Direction: Please list all lines of the material below in which the string "Scan" occurs.

Excerpted records:
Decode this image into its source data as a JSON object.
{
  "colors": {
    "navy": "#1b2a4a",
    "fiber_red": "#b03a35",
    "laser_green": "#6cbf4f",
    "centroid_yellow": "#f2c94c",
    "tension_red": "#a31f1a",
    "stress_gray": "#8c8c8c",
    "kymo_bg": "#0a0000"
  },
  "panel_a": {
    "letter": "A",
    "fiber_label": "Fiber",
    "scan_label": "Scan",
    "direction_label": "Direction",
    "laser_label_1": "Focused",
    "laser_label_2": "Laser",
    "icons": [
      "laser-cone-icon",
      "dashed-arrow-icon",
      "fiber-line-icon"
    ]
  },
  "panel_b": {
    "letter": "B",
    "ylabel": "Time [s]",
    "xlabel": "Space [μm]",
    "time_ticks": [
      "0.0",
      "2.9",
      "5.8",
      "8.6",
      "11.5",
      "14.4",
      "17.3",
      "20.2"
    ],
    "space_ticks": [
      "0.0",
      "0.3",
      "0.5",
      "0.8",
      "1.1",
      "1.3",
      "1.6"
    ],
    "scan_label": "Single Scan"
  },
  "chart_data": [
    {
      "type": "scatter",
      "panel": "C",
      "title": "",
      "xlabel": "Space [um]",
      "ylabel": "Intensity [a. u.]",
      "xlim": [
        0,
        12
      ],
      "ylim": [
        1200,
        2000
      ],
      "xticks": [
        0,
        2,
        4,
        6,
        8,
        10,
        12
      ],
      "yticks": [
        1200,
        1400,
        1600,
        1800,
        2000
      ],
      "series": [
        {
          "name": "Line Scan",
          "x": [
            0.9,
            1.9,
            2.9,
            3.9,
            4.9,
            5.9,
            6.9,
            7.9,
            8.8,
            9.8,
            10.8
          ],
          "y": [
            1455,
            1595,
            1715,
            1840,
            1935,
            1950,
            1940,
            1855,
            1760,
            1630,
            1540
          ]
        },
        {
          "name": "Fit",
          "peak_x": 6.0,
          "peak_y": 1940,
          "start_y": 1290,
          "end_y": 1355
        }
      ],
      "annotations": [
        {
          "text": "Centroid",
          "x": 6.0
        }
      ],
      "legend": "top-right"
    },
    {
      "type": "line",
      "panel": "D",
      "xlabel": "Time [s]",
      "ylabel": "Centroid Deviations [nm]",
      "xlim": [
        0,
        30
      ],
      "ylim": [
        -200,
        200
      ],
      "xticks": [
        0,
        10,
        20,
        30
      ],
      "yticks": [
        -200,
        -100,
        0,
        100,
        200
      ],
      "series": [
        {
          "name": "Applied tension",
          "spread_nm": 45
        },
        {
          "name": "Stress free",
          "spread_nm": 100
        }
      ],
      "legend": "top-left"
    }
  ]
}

Response:
    "scan_label": "Scan",
    "scan_label": "Single Scan"
          "name": "Line Scan",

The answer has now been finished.